** WHAT IS NEEDED **
Copy out each line featuring the string "start" from the entries beneath.

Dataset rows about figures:
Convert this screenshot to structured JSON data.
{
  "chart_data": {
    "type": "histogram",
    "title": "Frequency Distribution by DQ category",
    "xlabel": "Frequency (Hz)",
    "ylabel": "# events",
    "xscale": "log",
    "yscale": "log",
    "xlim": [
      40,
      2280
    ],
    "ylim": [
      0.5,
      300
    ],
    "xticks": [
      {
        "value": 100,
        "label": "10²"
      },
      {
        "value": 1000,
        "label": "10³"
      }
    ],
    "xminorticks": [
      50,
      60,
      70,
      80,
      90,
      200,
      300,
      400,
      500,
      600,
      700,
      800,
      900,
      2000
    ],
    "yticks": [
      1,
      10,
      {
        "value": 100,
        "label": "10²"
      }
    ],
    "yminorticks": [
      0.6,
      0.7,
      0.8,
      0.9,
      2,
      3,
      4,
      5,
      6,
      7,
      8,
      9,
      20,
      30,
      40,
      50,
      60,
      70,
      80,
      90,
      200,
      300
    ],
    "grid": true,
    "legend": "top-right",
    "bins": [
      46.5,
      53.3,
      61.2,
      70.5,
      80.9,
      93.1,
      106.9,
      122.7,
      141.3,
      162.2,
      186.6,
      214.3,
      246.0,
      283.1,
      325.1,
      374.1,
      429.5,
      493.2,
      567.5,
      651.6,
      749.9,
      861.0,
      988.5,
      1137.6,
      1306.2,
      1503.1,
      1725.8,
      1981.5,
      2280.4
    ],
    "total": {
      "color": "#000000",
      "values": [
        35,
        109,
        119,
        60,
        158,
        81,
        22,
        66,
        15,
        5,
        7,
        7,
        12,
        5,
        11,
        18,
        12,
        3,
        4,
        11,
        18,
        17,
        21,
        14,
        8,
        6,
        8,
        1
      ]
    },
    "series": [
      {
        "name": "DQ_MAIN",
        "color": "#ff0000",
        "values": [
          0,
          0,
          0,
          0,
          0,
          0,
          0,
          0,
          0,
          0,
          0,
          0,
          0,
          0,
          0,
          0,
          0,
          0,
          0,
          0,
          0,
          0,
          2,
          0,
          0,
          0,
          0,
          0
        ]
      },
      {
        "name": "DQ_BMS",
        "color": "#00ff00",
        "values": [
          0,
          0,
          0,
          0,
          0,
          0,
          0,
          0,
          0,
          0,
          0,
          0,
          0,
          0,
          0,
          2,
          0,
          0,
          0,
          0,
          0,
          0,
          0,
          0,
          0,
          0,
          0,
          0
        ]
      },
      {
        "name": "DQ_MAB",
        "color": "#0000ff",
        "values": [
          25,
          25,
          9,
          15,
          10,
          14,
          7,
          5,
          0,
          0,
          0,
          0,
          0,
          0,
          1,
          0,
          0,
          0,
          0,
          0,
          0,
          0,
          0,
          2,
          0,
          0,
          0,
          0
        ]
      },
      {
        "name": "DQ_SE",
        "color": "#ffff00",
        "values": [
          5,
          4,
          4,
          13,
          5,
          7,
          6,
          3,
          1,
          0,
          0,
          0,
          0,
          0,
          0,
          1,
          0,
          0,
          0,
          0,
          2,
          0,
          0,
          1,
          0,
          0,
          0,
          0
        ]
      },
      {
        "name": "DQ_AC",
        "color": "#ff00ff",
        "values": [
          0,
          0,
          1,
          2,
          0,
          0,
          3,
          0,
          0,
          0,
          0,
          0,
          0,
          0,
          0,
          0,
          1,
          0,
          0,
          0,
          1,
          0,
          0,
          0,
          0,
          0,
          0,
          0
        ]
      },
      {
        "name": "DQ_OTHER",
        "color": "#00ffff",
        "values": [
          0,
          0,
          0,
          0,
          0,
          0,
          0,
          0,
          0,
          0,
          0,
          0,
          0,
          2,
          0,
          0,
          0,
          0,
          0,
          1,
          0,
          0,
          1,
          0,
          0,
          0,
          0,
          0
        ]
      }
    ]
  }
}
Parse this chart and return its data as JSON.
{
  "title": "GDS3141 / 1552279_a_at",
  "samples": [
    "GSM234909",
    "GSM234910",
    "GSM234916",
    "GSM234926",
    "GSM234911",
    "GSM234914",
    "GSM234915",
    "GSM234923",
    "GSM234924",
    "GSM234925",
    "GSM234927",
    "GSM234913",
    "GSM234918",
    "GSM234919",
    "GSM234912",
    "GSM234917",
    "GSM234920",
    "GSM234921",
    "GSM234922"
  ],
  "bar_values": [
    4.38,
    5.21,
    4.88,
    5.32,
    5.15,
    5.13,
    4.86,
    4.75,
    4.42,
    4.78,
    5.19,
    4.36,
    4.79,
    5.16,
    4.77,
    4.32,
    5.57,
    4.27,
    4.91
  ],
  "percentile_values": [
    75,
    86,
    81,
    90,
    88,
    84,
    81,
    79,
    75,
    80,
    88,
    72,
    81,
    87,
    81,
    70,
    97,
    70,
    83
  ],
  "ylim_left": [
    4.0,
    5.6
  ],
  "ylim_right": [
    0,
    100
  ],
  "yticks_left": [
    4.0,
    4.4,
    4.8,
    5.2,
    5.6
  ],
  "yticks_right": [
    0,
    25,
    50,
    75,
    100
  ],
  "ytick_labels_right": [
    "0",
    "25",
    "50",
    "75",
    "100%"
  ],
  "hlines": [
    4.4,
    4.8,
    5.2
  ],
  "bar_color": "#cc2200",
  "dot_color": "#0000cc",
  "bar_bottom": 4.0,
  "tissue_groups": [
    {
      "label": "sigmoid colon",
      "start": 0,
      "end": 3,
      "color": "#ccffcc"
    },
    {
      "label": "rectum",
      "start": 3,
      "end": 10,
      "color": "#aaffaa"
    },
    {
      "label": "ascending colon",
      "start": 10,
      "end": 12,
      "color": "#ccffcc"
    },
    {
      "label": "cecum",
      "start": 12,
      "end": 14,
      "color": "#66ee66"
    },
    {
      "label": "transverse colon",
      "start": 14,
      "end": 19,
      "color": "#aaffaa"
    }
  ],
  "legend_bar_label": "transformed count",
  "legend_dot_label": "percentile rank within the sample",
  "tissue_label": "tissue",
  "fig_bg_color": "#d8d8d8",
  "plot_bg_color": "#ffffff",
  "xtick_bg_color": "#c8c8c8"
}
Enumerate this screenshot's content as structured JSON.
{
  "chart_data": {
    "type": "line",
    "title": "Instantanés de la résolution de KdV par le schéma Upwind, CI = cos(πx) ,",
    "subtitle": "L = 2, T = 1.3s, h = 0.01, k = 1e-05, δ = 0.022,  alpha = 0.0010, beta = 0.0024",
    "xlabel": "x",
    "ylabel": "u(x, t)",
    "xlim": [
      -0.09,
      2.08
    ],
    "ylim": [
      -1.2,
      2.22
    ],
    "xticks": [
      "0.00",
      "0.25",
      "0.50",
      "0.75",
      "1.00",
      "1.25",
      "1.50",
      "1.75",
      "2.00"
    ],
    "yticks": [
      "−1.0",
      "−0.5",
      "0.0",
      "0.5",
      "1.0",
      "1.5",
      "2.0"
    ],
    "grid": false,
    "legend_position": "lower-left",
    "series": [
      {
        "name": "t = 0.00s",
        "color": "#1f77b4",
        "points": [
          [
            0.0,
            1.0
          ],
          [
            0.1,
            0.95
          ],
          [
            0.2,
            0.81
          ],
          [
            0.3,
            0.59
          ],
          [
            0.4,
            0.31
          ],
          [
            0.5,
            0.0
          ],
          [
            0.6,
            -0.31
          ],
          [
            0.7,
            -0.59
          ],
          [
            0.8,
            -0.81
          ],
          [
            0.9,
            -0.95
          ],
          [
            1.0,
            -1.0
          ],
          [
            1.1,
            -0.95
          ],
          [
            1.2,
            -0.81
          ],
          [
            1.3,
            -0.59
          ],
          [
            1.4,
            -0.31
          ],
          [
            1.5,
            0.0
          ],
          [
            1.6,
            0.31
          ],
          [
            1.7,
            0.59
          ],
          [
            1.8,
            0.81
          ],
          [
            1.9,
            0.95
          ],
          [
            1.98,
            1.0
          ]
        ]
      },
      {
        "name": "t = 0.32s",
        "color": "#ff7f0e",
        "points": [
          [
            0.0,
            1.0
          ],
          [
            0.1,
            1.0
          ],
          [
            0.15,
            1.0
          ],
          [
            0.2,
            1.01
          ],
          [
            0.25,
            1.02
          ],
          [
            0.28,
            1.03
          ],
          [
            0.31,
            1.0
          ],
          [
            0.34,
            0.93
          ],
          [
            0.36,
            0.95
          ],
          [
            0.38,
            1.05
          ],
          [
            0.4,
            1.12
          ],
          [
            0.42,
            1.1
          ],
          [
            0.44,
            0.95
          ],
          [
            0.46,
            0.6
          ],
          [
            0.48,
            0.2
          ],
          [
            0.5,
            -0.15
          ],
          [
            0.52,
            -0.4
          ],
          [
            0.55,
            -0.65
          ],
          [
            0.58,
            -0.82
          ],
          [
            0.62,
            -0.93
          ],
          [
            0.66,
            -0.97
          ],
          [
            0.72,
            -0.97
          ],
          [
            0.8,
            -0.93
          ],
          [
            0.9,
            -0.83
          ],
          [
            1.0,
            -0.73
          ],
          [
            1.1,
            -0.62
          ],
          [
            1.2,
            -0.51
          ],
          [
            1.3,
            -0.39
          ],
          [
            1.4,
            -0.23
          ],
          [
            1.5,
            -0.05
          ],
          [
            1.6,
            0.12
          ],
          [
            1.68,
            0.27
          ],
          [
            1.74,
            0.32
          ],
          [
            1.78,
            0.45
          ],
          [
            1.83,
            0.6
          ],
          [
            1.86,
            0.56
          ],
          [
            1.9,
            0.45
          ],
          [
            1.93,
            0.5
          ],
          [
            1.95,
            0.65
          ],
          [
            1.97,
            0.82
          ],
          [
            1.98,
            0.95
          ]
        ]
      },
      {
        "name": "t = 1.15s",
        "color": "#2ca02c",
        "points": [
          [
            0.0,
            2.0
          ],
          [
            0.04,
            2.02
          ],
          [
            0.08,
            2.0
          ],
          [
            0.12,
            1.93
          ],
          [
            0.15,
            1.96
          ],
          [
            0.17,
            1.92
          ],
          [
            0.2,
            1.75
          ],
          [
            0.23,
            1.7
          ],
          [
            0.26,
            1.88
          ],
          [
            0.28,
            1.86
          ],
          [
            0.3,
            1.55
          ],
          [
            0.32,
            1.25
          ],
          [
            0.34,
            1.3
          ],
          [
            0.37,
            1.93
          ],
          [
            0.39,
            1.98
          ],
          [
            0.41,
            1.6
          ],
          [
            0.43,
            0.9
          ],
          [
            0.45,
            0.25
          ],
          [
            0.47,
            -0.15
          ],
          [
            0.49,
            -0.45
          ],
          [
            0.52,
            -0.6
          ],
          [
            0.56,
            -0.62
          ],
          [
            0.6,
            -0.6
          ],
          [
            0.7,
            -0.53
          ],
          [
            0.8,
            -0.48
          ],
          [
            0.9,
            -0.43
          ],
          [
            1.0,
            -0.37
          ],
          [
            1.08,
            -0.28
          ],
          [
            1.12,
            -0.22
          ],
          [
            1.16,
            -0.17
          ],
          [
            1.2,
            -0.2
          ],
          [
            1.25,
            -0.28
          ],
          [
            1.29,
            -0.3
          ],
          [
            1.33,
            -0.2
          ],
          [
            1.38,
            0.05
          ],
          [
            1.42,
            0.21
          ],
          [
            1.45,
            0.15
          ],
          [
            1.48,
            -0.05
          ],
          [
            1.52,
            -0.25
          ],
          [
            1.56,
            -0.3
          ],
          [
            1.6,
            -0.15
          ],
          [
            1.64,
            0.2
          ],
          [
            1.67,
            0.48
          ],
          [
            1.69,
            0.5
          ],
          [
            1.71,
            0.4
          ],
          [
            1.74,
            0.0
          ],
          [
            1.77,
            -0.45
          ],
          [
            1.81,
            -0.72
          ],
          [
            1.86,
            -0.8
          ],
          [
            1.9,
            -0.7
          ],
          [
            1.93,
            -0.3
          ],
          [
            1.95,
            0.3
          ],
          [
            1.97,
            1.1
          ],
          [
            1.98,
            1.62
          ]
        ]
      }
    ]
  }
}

** WRITTEN ANSWER **
      "start": 0,
      "start": 3,
      "start": 10,
      "start": 12,
      "start": 14,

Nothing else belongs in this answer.